PROVIDED MATERIAL:
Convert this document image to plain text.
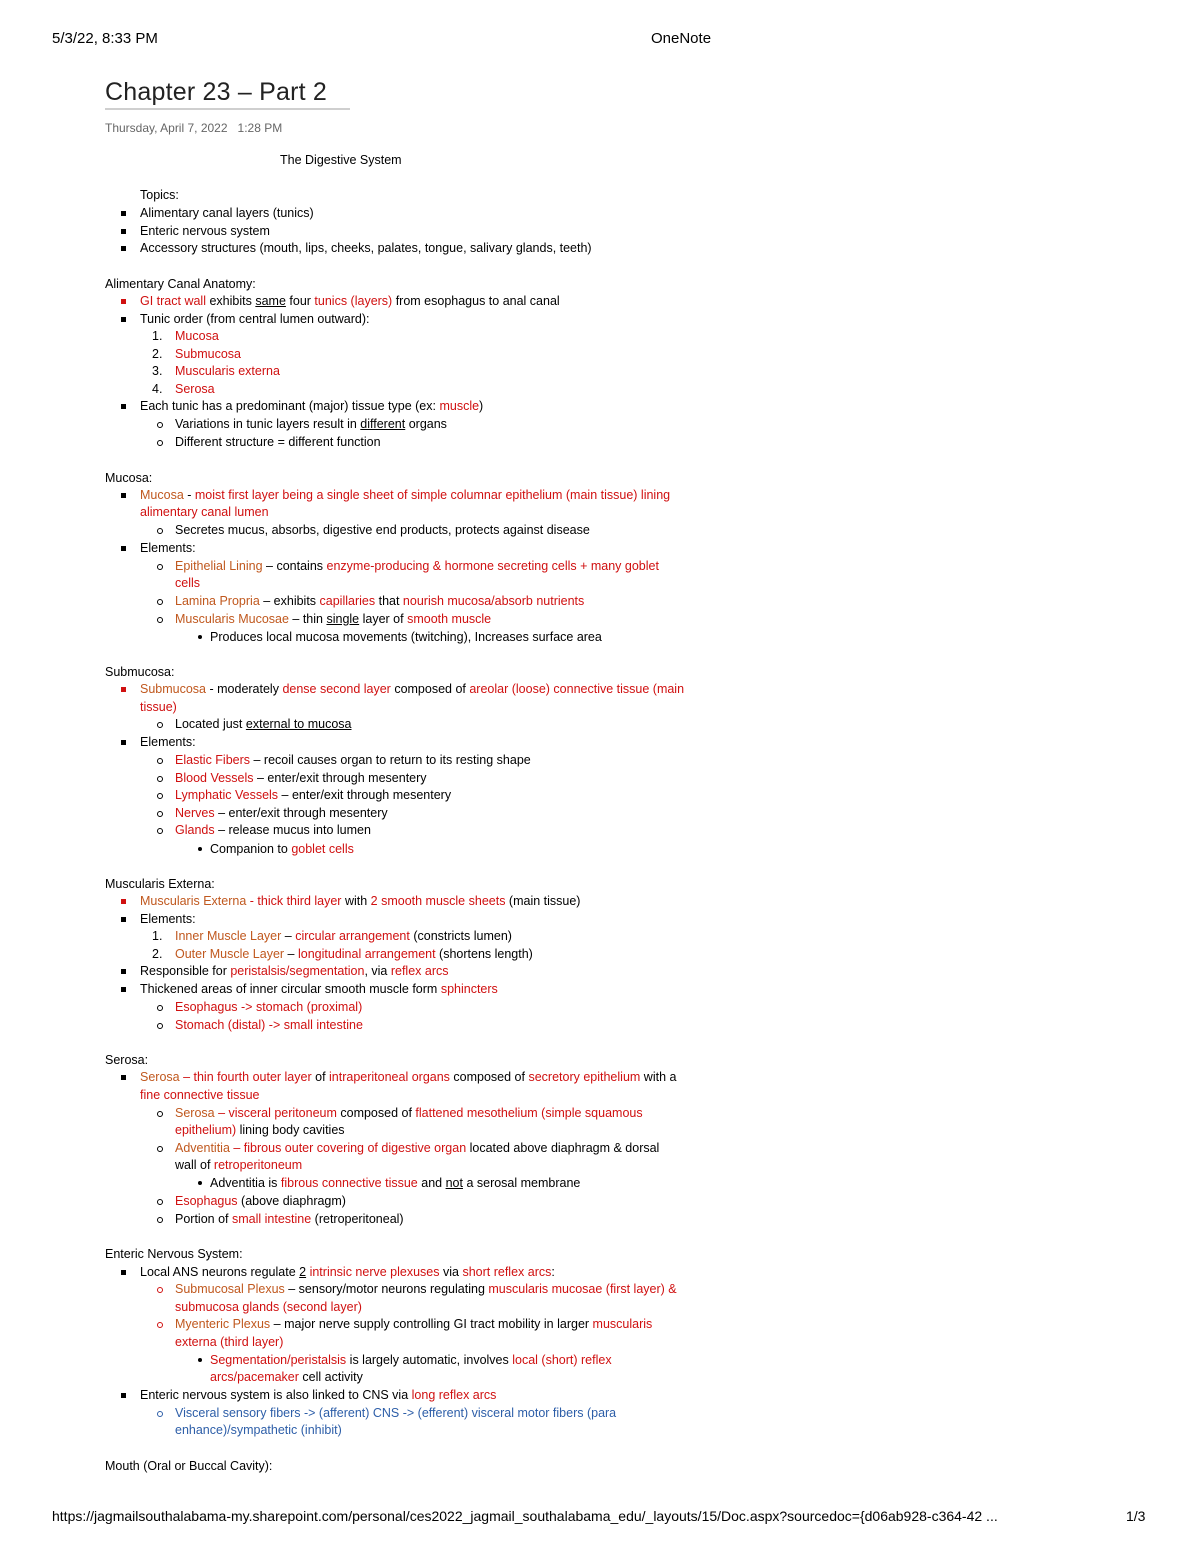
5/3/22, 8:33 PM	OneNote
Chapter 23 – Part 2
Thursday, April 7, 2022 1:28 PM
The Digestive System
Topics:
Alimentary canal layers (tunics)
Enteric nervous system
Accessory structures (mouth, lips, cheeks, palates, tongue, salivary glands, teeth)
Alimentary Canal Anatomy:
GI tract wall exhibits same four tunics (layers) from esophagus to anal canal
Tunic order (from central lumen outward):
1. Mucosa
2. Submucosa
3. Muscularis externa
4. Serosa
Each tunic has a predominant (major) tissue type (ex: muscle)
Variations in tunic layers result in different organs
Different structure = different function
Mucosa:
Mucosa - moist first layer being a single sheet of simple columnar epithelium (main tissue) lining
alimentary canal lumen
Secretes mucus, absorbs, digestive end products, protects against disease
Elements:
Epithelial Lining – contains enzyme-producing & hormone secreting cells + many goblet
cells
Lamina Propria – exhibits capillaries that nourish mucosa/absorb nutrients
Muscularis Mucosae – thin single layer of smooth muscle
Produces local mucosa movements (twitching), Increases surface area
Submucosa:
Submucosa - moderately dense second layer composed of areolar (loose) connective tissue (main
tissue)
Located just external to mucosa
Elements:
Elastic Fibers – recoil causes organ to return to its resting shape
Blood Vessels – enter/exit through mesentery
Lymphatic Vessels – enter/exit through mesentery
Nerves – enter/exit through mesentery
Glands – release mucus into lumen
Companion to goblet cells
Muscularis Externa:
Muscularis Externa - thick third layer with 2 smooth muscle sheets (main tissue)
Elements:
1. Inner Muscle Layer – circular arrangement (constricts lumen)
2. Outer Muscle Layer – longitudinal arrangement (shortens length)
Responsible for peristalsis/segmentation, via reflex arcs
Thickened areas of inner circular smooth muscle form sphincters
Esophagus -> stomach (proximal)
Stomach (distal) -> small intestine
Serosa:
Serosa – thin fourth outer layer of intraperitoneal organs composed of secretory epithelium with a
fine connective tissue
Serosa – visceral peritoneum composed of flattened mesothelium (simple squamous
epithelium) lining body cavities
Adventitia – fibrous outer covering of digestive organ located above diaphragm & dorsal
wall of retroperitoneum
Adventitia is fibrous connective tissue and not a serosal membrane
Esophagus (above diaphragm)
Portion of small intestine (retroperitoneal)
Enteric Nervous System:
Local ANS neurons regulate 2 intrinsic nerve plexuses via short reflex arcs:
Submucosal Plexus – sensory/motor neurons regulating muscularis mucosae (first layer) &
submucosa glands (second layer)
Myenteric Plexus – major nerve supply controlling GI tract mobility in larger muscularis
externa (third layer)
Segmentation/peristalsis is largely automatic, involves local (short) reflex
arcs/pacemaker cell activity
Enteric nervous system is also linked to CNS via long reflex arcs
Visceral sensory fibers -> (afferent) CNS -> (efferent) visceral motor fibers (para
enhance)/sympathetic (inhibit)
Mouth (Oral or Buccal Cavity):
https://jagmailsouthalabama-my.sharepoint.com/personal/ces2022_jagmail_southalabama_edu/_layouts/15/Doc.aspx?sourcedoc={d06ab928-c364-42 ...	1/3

---

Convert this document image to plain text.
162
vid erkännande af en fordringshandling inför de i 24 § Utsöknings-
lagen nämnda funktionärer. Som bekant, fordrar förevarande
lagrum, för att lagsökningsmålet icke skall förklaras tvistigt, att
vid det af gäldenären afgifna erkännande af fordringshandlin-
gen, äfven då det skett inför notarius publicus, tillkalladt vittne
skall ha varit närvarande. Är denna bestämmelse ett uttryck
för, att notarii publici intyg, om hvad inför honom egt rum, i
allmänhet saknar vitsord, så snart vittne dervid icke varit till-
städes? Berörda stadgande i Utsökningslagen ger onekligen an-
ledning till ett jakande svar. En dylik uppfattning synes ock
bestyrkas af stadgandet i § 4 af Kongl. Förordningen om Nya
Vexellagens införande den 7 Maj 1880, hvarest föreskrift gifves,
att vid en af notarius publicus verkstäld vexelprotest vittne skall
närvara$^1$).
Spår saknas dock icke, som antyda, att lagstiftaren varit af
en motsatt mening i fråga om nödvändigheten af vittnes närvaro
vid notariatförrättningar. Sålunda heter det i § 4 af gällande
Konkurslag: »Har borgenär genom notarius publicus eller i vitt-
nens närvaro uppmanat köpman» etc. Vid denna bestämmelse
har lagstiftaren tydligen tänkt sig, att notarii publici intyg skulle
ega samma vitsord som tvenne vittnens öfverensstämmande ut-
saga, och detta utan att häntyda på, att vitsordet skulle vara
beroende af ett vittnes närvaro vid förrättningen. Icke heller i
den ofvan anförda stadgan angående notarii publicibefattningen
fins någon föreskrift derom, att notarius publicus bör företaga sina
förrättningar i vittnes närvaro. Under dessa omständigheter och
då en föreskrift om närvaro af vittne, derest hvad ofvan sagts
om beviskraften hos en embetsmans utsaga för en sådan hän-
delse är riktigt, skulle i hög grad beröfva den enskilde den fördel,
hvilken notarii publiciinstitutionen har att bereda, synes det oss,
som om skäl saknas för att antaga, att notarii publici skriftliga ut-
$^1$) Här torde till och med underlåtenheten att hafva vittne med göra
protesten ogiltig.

TASK TO COMPLETE:
Across the material, report every line that has the word "main".

REPLY:
Mucosa - moist first layer being a single sheet of simple columnar epithelium (main tissue) lining
Submucosa - moderately dense second layer composed of areolar (loose) connective tissue (main
Muscularis Externa - thick third layer with 2 smooth muscle sheets (main tissue)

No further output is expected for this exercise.